* **ESERCIZIO ASSEGNATO**
Duplica tutte le voci seguenti riga per riga, senza cambiare nulla.

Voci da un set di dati
|---|
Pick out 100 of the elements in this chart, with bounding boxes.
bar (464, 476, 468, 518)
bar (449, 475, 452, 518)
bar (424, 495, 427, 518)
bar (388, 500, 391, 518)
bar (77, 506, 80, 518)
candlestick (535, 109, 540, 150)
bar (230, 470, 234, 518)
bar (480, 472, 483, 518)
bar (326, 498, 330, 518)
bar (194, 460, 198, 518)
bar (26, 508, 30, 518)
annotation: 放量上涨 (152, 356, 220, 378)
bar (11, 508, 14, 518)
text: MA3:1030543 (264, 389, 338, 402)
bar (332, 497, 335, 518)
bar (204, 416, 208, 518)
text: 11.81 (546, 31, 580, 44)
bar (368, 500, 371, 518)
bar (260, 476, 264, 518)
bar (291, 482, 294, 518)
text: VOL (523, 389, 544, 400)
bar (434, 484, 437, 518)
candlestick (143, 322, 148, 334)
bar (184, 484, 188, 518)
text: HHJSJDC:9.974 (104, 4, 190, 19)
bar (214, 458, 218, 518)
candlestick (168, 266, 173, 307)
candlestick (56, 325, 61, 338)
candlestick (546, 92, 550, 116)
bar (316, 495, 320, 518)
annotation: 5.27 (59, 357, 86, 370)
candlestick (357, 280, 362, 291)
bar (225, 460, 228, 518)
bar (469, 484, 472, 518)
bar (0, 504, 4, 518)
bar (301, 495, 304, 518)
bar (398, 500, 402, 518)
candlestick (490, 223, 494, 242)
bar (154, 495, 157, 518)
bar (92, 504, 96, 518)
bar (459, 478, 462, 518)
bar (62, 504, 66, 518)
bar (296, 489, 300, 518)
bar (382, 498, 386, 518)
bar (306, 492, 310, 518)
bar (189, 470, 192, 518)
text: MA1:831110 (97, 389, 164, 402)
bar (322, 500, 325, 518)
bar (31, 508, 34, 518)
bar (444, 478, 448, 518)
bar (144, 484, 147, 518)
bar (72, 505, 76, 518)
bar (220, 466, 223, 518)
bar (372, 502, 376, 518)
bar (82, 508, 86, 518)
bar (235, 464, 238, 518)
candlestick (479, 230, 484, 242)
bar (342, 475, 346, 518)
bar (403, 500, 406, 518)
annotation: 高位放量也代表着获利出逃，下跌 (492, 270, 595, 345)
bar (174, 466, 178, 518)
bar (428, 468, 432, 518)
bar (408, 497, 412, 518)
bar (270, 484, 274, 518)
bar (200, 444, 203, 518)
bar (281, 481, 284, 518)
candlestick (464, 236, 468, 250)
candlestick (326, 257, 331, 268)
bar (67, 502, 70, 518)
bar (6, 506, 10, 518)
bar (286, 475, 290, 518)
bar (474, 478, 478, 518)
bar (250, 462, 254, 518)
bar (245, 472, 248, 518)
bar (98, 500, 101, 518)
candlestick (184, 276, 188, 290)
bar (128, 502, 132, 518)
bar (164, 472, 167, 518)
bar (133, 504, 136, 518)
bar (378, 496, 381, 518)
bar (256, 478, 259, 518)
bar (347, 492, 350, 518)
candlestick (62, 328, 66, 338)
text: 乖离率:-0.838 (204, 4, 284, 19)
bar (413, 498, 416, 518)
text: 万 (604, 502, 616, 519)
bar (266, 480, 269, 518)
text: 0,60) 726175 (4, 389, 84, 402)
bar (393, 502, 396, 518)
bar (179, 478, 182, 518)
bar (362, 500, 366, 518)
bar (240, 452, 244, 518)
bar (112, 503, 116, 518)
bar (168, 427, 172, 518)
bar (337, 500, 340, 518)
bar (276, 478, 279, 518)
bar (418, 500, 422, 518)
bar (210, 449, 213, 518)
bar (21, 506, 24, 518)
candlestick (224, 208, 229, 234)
|---|
* **RISPOSTA COMPLETA**
Pick out 100 of the elements in this chart, with bounding boxes.
bar (464, 476, 468, 518)
bar (449, 475, 452, 518)
bar (424, 495, 427, 518)
bar (388, 500, 391, 518)
bar (77, 506, 80, 518)
candlestick (535, 109, 540, 150)
bar (230, 470, 234, 518)
bar (480, 472, 483, 518)
bar (326, 498, 330, 518)
bar (194, 460, 198, 518)
bar (26, 508, 30, 518)
annotation: 放量上涨 (152, 356, 220, 378)
bar (11, 508, 14, 518)
text: MA3:1030543 (264, 389, 338, 402)
bar (332, 497, 335, 518)
bar (204, 416, 208, 518)
text: 11.81 (546, 31, 580, 44)
bar (368, 500, 371, 518)
bar (260, 476, 264, 518)
bar (291, 482, 294, 518)
text: VOL (523, 389, 544, 400)
bar (434, 484, 437, 518)
candlestick (143, 322, 148, 334)
bar (184, 484, 188, 518)
text: HHJSJDC:9.974 (104, 4, 190, 19)
bar (214, 458, 218, 518)
candlestick (168, 266, 173, 307)
candlestick (56, 325, 61, 338)
candlestick (546, 92, 550, 116)
bar (316, 495, 320, 518)
annotation: 5.27 (59, 357, 86, 370)
candlestick (357, 280, 362, 291)
bar (225, 460, 228, 518)
bar (469, 484, 472, 518)
bar (0, 504, 4, 518)
bar (301, 495, 304, 518)
bar (398, 500, 402, 518)
candlestick (490, 223, 494, 242)
bar (154, 495, 157, 518)
bar (92, 504, 96, 518)
bar (459, 478, 462, 518)
bar (62, 504, 66, 518)
bar (296, 489, 300, 518)
bar (382, 498, 386, 518)
bar (306, 492, 310, 518)
bar (189, 470, 192, 518)
text: MA1:831110 (97, 389, 164, 402)
bar (322, 500, 325, 518)
bar (31, 508, 34, 518)
bar (444, 478, 448, 518)
bar (144, 484, 147, 518)
bar (72, 505, 76, 518)
bar (220, 466, 223, 518)
bar (372, 502, 376, 518)
bar (82, 508, 86, 518)
bar (235, 464, 238, 518)
candlestick (479, 230, 484, 242)
bar (342, 475, 346, 518)
bar (403, 500, 406, 518)
annotation: 高位放量也代表着获利出逃，下跌 (492, 270, 595, 345)
bar (174, 466, 178, 518)
bar (428, 468, 432, 518)
bar (408, 497, 412, 518)
bar (270, 484, 274, 518)
bar (200, 444, 203, 518)
bar (281, 481, 284, 518)
candlestick (464, 236, 468, 250)
candlestick (326, 257, 331, 268)
bar (67, 502, 70, 518)
bar (6, 506, 10, 518)
bar (286, 475, 290, 518)
bar (474, 478, 478, 518)
bar (250, 462, 254, 518)
bar (245, 472, 248, 518)
bar (98, 500, 101, 518)
candlestick (184, 276, 188, 290)
bar (128, 502, 132, 518)
bar (164, 472, 167, 518)
bar (133, 504, 136, 518)
bar (378, 496, 381, 518)
bar (256, 478, 259, 518)
bar (347, 492, 350, 518)
candlestick (62, 328, 66, 338)
text: 乖离率:-0.838 (204, 4, 284, 19)
bar (413, 498, 416, 518)
text: 万 (604, 502, 616, 519)
bar (266, 480, 269, 518)
text: 0,60) 726175 (4, 389, 84, 402)
bar (393, 502, 396, 518)
bar (179, 478, 182, 518)
bar (362, 500, 366, 518)
bar (240, 452, 244, 518)
bar (112, 503, 116, 518)
bar (168, 427, 172, 518)
bar (337, 500, 340, 518)
bar (276, 478, 279, 518)
bar (418, 500, 422, 518)
bar (210, 449, 213, 518)
bar (21, 506, 24, 518)
candlestick (224, 208, 229, 234)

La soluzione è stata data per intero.